# [OBJECTIVE]
Find the lines below that contain the word "وزارتخانه" and count them. Only the number should be given.

## Begin SUPPLIED MATERIAL

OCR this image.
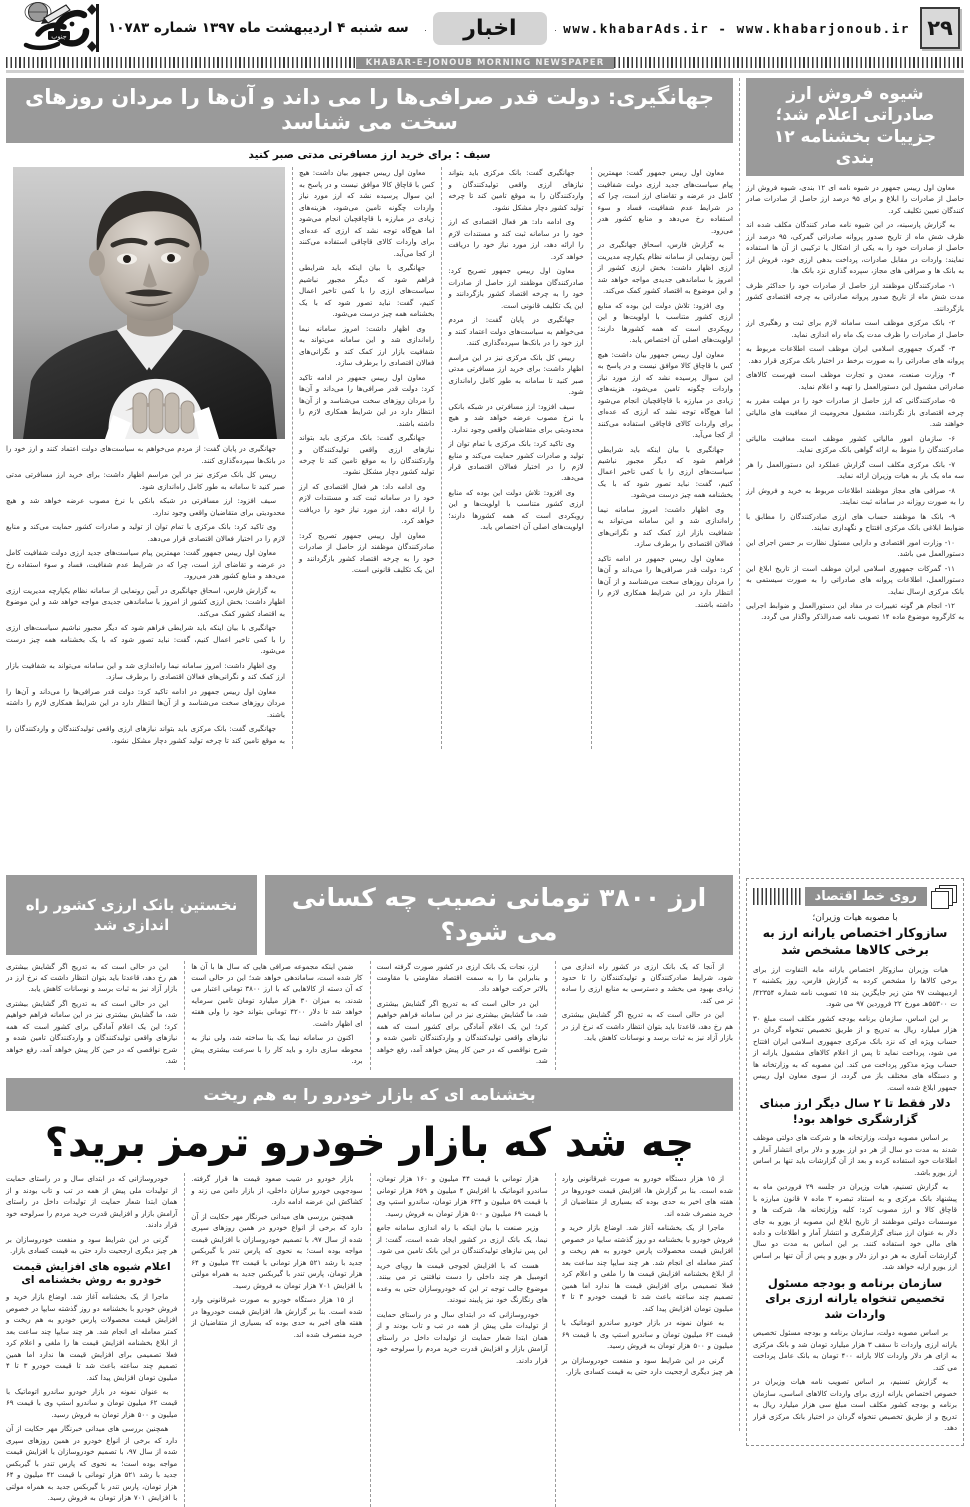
۲۹
www.khabarAds.ir - www.khabarjonoub.ir
اخبار
سه شنبه ۴ اردیبهشت ماه ۱۳۹۷ شماره ۱۰۷۸۳
جنوب
KHABAR-E-JONOUB MORNING NEWSPAPER
شیوه فروش ارز صادراتی اعلام شد؛ جزییات بخشنامه ۱۲ بندی

معاون اول رییس جمهور در شیوه نامه ای ۱۲ بندی، شیوه فروش ارز حاصل از صادرات را ابلاغ و برای ۹۵ درصد ارز حاصل از صادرات صادر کنندگان تعیین تکلیف کرد.

به گزارش پارسینه، در این شیوه نامه صادر کنندگان مکلف شده اند ظرف شش ماه از تاریخ صدور پروانه صادراتی گمرکی، ۹۵ درصد ارز حاصل از صادرات خود را به یکی از اشکال یا ترکیبی از آن ها استفاده نمایند: واردات در مقابل صادرات، پرداخت بدهی ارزی خود، فروش ارز به بانک ها و صرافی های مجاز، سپرده گذاری نزد بانک ها.

۱- صادرکنندگان موظفند ارز حاصل از صادرات خود را حداکثر ظرف مدت شش ماه از تاریخ صدور پروانه صادراتی به چرخه اقتصادی کشور بازگردانند.

۲- بانک مرکزی موظف است سامانه لازم برای ثبت و رهگیری ارز حاصل از صادرات را ظرف مدت یک ماه راه اندازی نماید.

۳- گمرک جمهوری اسلامی ایران موظف است اطلاعات مربوط به پروانه های صادراتی را به صورت برخط در اختیار بانک مرکزی قرار دهد.

۴- وزارت صنعت، معدن و تجارت موظف است فهرست کالاهای صادراتی مشمول این دستورالعمل را تهیه و اعلام نماید.

۵- صادرکنندگانی که ارز حاصل از صادرات خود را در مهلت مقرر به چرخه اقتصادی باز نگردانند، مشمول محرومیت از معافیت های مالیاتی خواهند شد.

۶- سازمان امور مالیاتی کشور موظف است معافیت مالیاتی صادرکنندگان را منوط به ارائه گواهی بانک مرکزی نماید.

۷- بانک مرکزی مکلف است گزارش عملکرد این دستورالعمل را هر سه ماه یک بار به هیات وزیران ارائه نماید.

۸- صرافی های مجاز موظفند اطلاعات مربوط به خرید و فروش ارز را به صورت روزانه در سامانه ثبت نمایند.

۹- بانک ها موظفند حساب های ارزی صادرکنندگان را مطابق با ضوابط ابلاغی بانک مرکزی افتتاح و نگهداری نمایند.

۱۰- وزارت امور اقتصادی و دارایی مسئول نظارت بر حسن اجرای این دستورالعمل می باشد.

۱۱- گمرکات جمهوری اسلامی ایران موظف است از تاریخ ابلاغ این دستورالعمل، اطلاعات پروانه های صادراتی را به صورت سیستمی به بانک مرکزی ارسال نماید.

۱۲- انجام هر گونه تغییرات در مفاد این دستورالعمل و ضوابط اجرایی به کارگروه موضوع ماده ۱۴ تصویب نامه صدرالذکر واگذار می گردد.

جهانگیری: دولت قدر صرافی‌ها را می داند و آن‌ها را مردان روزهای سخت می شناسد
سیف : برای خرید ارز مسافرتی مدتی صبر کنید

معاون اول رییس جمهور گفت: مهمترین پیام سیاست‌های جدید ارزی دولت شفافیت کامل در عرضه و تقاضای ارز است، چرا که در شرایط عدم شفافیت، فساد و سوء استفاده رخ می‌دهد و منابع کشور هدر می‌رود.

به گزارش فارس، اسحاق جهانگیری در آیین رونمایی از سامانه نظام یکپارچه مدیریت ارزی اظهار داشت: بخش ارزی کشور از امروز با ساماندهی جدیدی مواجه خواهد شد و این موضوع به اقتصاد کشور کمک می‌کند.

وی افزود: تلاش دولت این بوده که منابع ارزی کشور متناسب با اولویت‌ها و این رویکردی است که همه کشورها دارند؛ اولویت‌های اصلی آن اختصاص یابد.

معاون اول رییس جمهور بیان داشت: هیچ کس با قاچاق کالا موافق نیست و در پاسخ به این سوال پرسیده نشد که ارز مورد نیاز واردات چگونه تامین می‌شود، هزینه‌های زیادی در مبارزه با قاچاقچیان انجام می‌شود اما هیچ‌گاه توجه نشد که ارزی که عده‌ای برای واردات کالای قاچاقی استفاده می‌کنند از کجا می‌آید.

جهانگیری با بیان اینکه باید شرایطی فراهم شود که دیگر مجبور نباشیم سیاست‌های ارزی را با کمی تاخیر اعمال کنیم، گفت: نباید تصور شود که با یک بخشنامه همه چیز درست می‌شود.

وی اظهار داشت: امروز سامانه نیما راه‌اندازی شد و این سامانه می‌تواند به شفافیت بازار ارز کمک کند و نگرانی‌های فعالان اقتصادی را برطرف سازد.

معاون اول رییس جمهور در ادامه تاکید کرد: دولت قدر صرافی‌ها را می‌داند و آن‌ها را مردان روزهای سخت می‌شناسد و از آن‌ها انتظار دارد در این شرایط همکاری لازم را داشته باشند.

جهانگیری گفت: بانک مرکزی باید بتواند نیازهای ارزی واقعی تولیدکنندگان و واردکنندگان را به موقع تامین کند تا چرخه تولید کشور دچار مشکل نشود.

وی ادامه داد: هر فعال اقتصادی که ارز خود را در سامانه ثبت کند و مستندات لازم را ارائه دهد، ارز مورد نیاز خود را دریافت خواهد کرد.

معاون اول رییس جمهور تصریح کرد: صادرکنندگان موظفند ارز حاصل از صادرات خود را به چرخه اقتصاد کشور بازگردانند و این یک تکلیف قانونی است.

جهانگیری در پایان گفت: از مردم می‌خواهم به سیاست‌های دولت اعتماد کنند و ارز خود را در بانک‌ها سپرده‌گذاری کنند.

رییس کل بانک مرکزی نیز در این مراسم اظهار داشت: برای خرید ارز مسافرتی مدتی صبر کنید تا سامانه به طور کامل راه‌اندازی شود.

سیف افزود: ارز مسافرتی در شبکه بانکی با نرخ مصوب عرضه خواهد شد و هیچ محدودیتی برای متقاضیان واقعی وجود ندارد.

وی تاکید کرد: بانک مرکزی با تمام توان از تولید و صادرات کشور حمایت می‌کند و منابع لازم را در اختیار فعالان اقتصادی قرار می‌دهد.

وی افزود: تلاش دولت این بوده که منابع ارزی کشور متناسب با اولویت‌ها و این رویکردی است که همه کشورها دارند؛ اولویت‌های اصلی آن اختصاص یابد.

معاون اول رییس جمهور بیان داشت: هیچ کس با قاچاق کالا موافق نیست و در پاسخ به این سوال پرسیده نشد که ارز مورد نیاز واردات چگونه تامین می‌شود، هزینه‌های زیادی در مبارزه با قاچاقچیان انجام می‌شود اما هیچ‌گاه توجه نشد که ارزی که عده‌ای برای واردات کالای قاچاقی استفاده می‌کنند از کجا می‌آید.

جهانگیری با بیان اینکه باید شرایطی فراهم شود که دیگر مجبور نباشیم سیاست‌های ارزی را با کمی تاخیر اعمال کنیم، گفت: نباید تصور شود که با یک بخشنامه همه چیز درست می‌شود.

وی اظهار داشت: امروز سامانه نیما راه‌اندازی شد و این سامانه می‌تواند به شفافیت بازار ارز کمک کند و نگرانی‌های فعالان اقتصادی را برطرف سازد.

معاون اول رییس جمهور در ادامه تاکید کرد: دولت قدر صرافی‌ها را می‌داند و آن‌ها را مردان روزهای سخت می‌شناسد و از آن‌ها انتظار دارد در این شرایط همکاری لازم را داشته باشند.

جهانگیری گفت: بانک مرکزی باید بتواند نیازهای ارزی واقعی تولیدکنندگان و واردکنندگان را به موقع تامین کند تا چرخه تولید کشور دچار مشکل نشود.

وی ادامه داد: هر فعال اقتصادی که ارز خود را در سامانه ثبت کند و مستندات لازم را ارائه دهد، ارز مورد نیاز خود را دریافت خواهد کرد.

معاون اول رییس جمهور تصریح کرد: صادرکنندگان موظفند ارز حاصل از صادرات خود را به چرخه اقتصاد کشور بازگردانند و این یک تکلیف قانونی است.

جهانگیری در پایان گفت: از مردم می‌خواهم به سیاست‌های دولت اعتماد کنند و ارز خود را در بانک‌ها سپرده‌گذاری کنند.

رییس کل بانک مرکزی نیز در این مراسم اظهار داشت: برای خرید ارز مسافرتی مدتی صبر کنید تا سامانه به طور کامل راه‌اندازی شود.

سیف افزود: ارز مسافرتی در شبکه بانکی با نرخ مصوب عرضه خواهد شد و هیچ محدودیتی برای متقاضیان واقعی وجود ندارد.

وی تاکید کرد: بانک مرکزی با تمام توان از تولید و صادرات کشور حمایت می‌کند و منابع لازم را در اختیار فعالان اقتصادی قرار می‌دهد.

معاون اول رییس جمهور گفت: مهمترین پیام سیاست‌های جدید ارزی دولت شفافیت کامل در عرضه و تقاضای ارز است، چرا که در شرایط عدم شفافیت، فساد و سوء استفاده رخ می‌دهد و منابع کشور هدر می‌رود.

به گزارش فارس، اسحاق جهانگیری در آیین رونمایی از سامانه نظام یکپارچه مدیریت ارزی اظهار داشت: بخش ارزی کشور از امروز با ساماندهی جدیدی مواجه خواهد شد و این موضوع به اقتصاد کشور کمک می‌کند.

جهانگیری با بیان اینکه باید شرایطی فراهم شود که دیگر مجبور نباشیم سیاست‌های ارزی را با کمی تاخیر اعمال کنیم، گفت: نباید تصور شود که با یک بخشنامه همه چیز درست می‌شود.

وی اظهار داشت: امروز سامانه نیما راه‌اندازی شد و این سامانه می‌تواند به شفافیت بازار ارز کمک کند و نگرانی‌های فعالان اقتصادی را برطرف سازد.

معاون اول رییس جمهور در ادامه تاکید کرد: دولت قدر صرافی‌ها را می‌داند و آن‌ها را مردان روزهای سخت می‌شناسد و از آن‌ها انتظار دارد در این شرایط همکاری لازم را داشته باشند.

جهانگیری گفت: بانک مرکزی باید بتواند نیازهای ارزی واقعی تولیدکنندگان و واردکنندگان را به موقع تامین کند تا چرخه تولید کشور دچار مشکل نشود.

روی خط اقتصاد
با مصوبه هیات وزیران؛
سازوکار اختصاص یارانه ارز به برخی کالاها مشخص شد

هیات وزیران سازوکار اختصاص یارانه مابه التفاوت ارز برای برخی کالاها را مشخص کرده به گزارش فارس، روز یکشنبه ۲ اردیبهشت ۹۷ متن زیر جایگزین بند ۱۵ تصویب نامه شماره ۴۲۳۵۴/ت ۵۵۳۰۰هـ مورخ ۲۲ فروردین ۹۷ می شود.

بر این اساس، سازمان برنامه بودجه کشور مکلف است مبلغ ۳۰ هزار میلیارد ریال به تدریج و از طریق تخصیص تنخواه گردان در حساب ویژه ای که نزد بانک مرکزی جمهوری اسلامی ایران افتتاح می شود، پرداخت نماید تا پس از اعلام کالاهای مشمول یارانه از حساب ویژه مذکور پرداخت می کند. این مصوبه که به وزارتخانه ها و دستگاه های مختلف باز می گردد، از سوی معاون اول رییس جمهور ابلاغ شده است.

دلار فقط تا ۲ سال دیگر ارز مبنای گزارشگری خواهد بود!

بر اساس مصوبه دولت، وزارتخانه ها و شرکت های دولتی موظف شدند به مدت دو سال از هر دو ارز یورو و دلار برای انتشار آمار و اطلاعات خود استفاده کرده و بعد از آن گزارشات باید تنها بر اساس ارز یورو باشد.

به گزارش تسنیم، هیات وزیران در جلسه ۲۹ فروردین ماه به پیشنهاد بانک مرکزی و به استناد تبصره ۳ ماده ۷ قانون مبارزه با قاچاق کالا و ارز مصوب کرد: کلیه وزارتخانه ها، شرکت ها و موسسات دولتی موظفند از تاریخ ابلاغ این مصوبه از یورو به جای دلار به عنوان ارز مبنای گزارشگری و انتشار آمار و اطلاعات و داده های مالی خود استفاده کنند. بر این اساس به مدت دو سال گزارشات آماری به هر دو ارز دلار و یورو و پس از آن تنها بر اساس ارز یورو ارایه خواهد شد.

سازمان برنامه و بودجه مسئول تخصیص تنخواه یارانه ارزی برای واردات شد

بر اساس مصوبه دولت، سازمان برنامه و بودجه مسئول تخصیص یارانه ارزی واردات تا سقف ۳ هزار میلیارد تومان شد و بانک مرکزی به ازای هر دلار واردات کالا یارانه ۴۰۰ تومان به بانک عامل پرداخت می کند.

به گزارش تسنیم، بر اساس تصویب نامه هیات وزیران در خصوص اختصاص یارانه ارزی برای واردات کالاهای اساسی، سازمان برنامه و بودجه کشور مکلف است مبلغ سی هزار میلیارد ریال به تدریج و از طریق تخصیص تنخواه گردان در اختیار بانک مرکزی قرار دهد.

ارز ۳۸۰۰ تومانی نصیب چه کسانی می شود؟
نخستین بانک ارزی کشور راه اندازی شد

از آنجا که یک بانک ارزی در کشور راه اندازی می شود، شرایط صادرکنندگان و تولیدکنندگان را تا حدود زیادی بهبود می بخشد و دسترسی به منابع ارزی را ساده تر می کند.

این در حالی است که به تدریج اگر گشایش بیشتری هم رخ دهد، قاعدتا باید بتوان انتظار داشت که نرخ ارز در بازار آزاد نیز به ثبات برسد و نوسانات کاهش یابد.

ارز، نجات یک بانک ارزی در کشور صورت گرفته است و بنابراین ما را به سمت اقتصاد مقاومتی با مقاومت بالاتر حرکت خواهد داد.

این در حالی است که به تدریج اگر گشایش بیشتری شد، ما گشایش بیشتری نیز در این سامانه فراهم خواهیم کرد؛ این یک اعلام آمادگی برای کشور است که همه نیازهای واقعی تولیدکنندگان و واردکنندگان تامین شده و شرح نواقصی که در حین کار پیش خواهد آمد، رفع خواهد شد.

ضمن اینکه مجموعه صرافی هایی که سال ها با آن ها کار شده است، ساماندهی خواهد شد؛ این در حالی است که آن دسته از کالاهایی که با ارز ۳۸۰۰ تومانی اعتبار می شدند، به میزان ۳۰ هزار میلیارد تومان تامین سرمایه خواهد شد تا دلار ۴۲۰۰ تومانی بتواند خود را ولی هفته ای اظهار داشت.

اکنون در سامانه نیما یک بنا ساخته شد، ولی نیاز به محوطه سازی دارد و باید کار را با سرعت بیشتری پیش برد.

این در حالی است که به تدریج اگر گشایش بیشتری هم رخ دهد، قاعدتا باید بتوان انتظار داشت که نرخ ارز در بازار آزاد نیز به ثبات برسد و نوسانات کاهش یابد.

این در حالی است که به تدریج اگر گشایش بیشتری شد، ما گشایش بیشتری نیز در این سامانه فراهم خواهیم کرد؛ این یک اعلام آمادگی برای کشور است که همه نیازهای واقعی تولیدکنندگان و واردکنندگان تامین شده و شرح نواقصی که در حین کار پیش خواهد آمد، رفع خواهد شد.

بخشنامه ای که بازار خودرو را به هم ریخت
چه شد که بازار خودرو ترمز برید؟

از ۱۵ هزار دستگاه خودرو به صورت غیرقانونی وارد شده است. بنا بر گزارش ها، افزایش قیمت خودروها در هفته های اخیر به حدی بوده که بسیاری از متقاضیان از خرید منصرف شده اند.

ماجرا از یک بخشنامه آغاز شد. اوضاع بازار خرید و فروش خودرو با بخشنامه دو روز گذشته سایپا در خصوص افزایش قیمت محصولات پارس خودرو به هم ریخت و کمتر معامله ای انجام شد. هر چند سایپا چند ساعت بعد از ابلاغ بخشنامه افزایش قیمت ها را ملغی و اعلام کرد فعلا تصمیمی برای افزایش قیمت ها ندارد اما همین تصمیم چند ساعته باعث شد تا قیمت خودرو ۳ تا ۴ میلیون تومان افزایش پیدا کند.

به عنوان نمونه در بازار خودرو ساندرو اتوماتیک با قیمت ۶۲ میلیون تومان و ساندرو استپ وی با قیمت ۶۹ میلیون و ۵۰۰ هزار تومان به فروش رسید.

گرنی در این شرایط سود و منفعت خودروسازان بر هر چیز دیگری ارجحیت دارد حتی به قیمت کسادی بازار.

هزار تومانی با قیمت ۴۴ میلیون و ۱۶۰ هزار تومان، ساندرو اتوماتیک با افزایش ۴ میلیون و ۶۵۹ هزار تومانی با قیمت ۵۹ میلیون و ۶۴۴ هزار تومان، ساندرو استپ وی با قیمت ۶۹ میلیون و ۵۰۰ هزار تومان به فروش رسید.

وزیر صنعت با بیان اینکه با راه اندازی سامانه جامع نیما، یک بانک ارزی در کشور ایجاد شده است، گفت: از این پس نیازهای تولیدکنندگان در این بانک تامین می شود.

هست که با افزایش لجوجی قیمت ها رویای خرید اتومبیل هر چند داخلی را دست نیافتنی تر می بینند. موضوع جالب توجه تر این که خودروسازان حتی به وعده های رنگارنگ خود نیز پایبند نبودند.

خودروسازانی که در ابتدای سال و در راستای حمایت از تولیدات ملی پیش از همه در تب و تاب بودند و از همان ابتدا شعار حمایت از تولیدات داخل در راستای آرامش بازار و افزایش قدرت خرید مردم را سرلوحه خود قرار دادند.

بازار خودرو در شیب صعود قیمت ها قرار گرفته. سودجویی خودرو سازان داخلی، از بازار دامن می زند و کشاکش این عرضه ادامه دارد.

همچنین بررسی های میدانی خبرنگار مهر حکایت از آن دارد که برخی از انواع خودرو در همین روزهای سپری شده از سال ۹۷، با تصمیم خودروسازان با افزایش قیمت مواجه بوده است؛ به نحوی که پارس تندر با گیربکس جدید با رشد ۵۲۱ هزار تومانی با قیمت ۴۲ میلیون و ۶۴ هزار تومان، پارس تندر با گیربکس جدید به همراه مولتی با افزایش ۷۰۱ هزار تومان به فروش رسید.

از ۱۵ هزار دستگاه خودرو به صورت غیرقانونی وارد شده است. بنا بر گزارش ها، افزایش قیمت خودروها در هفته های اخیر به حدی بوده که بسیاری از متقاضیان از خرید منصرف شده اند.

خودروسازانی که در ابتدای سال و در راستای حمایت از تولیدات ملی پیش از همه در تب و تاب بودند و از همان ابتدا شعار حمایت از تولیدات داخل در راستای آرامش بازار و افزایش قدرت خرید مردم را سرلوحه خود قرار دادند.

گرنی در این شرایط سود و منفعت خودروسازان بر هر چیز دیگری ارجحیت دارد حتی به قیمت کسادی بازار.

اعلام شیوه های افزایش قیمت خودرو به روش بخشنامه ای

ماجرا از یک بخشنامه آغاز شد. اوضاع بازار خرید و فروش خودرو با بخشنامه دو روز گذشته سایپا در خصوص افزایش قیمت محصولات پارس خودرو به هم ریخت و کمتر معامله ای انجام شد. هر چند سایپا چند ساعت بعد از ابلاغ بخشنامه افزایش قیمت ها را ملغی و اعلام کرد فعلا تصمیمی برای افزایش قیمت ها ندارد اما همین تصمیم چند ساعته باعث شد تا قیمت خودرو ۳ تا ۴ میلیون تومان افزایش پیدا کند.

به عنوان نمونه در بازار خودرو ساندرو اتوماتیک با قیمت ۶۲ میلیون تومان و ساندرو استپ وی با قیمت ۶۹ میلیون و ۵۰۰ هزار تومان به فروش رسید.

همچنین بررسی های میدانی خبرنگار مهر حکایت از آن دارد که برخی از انواع خودرو در همین روزهای سپری شده از سال ۹۷، با تصمیم خودروسازان با افزایش قیمت مواجه بوده است؛ به نحوی که پارس تندر با گیربکس جدید با رشد ۵۲۱ هزار تومانی با قیمت ۴۲ میلیون و ۶۴ هزار تومان، پارس تندر با گیربکس جدید به همراه مولتی با افزایش ۷۰۱ هزار تومان به فروش رسید.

## End SUPPLIED MATERIAL

# [WORKED SOLUTION]
3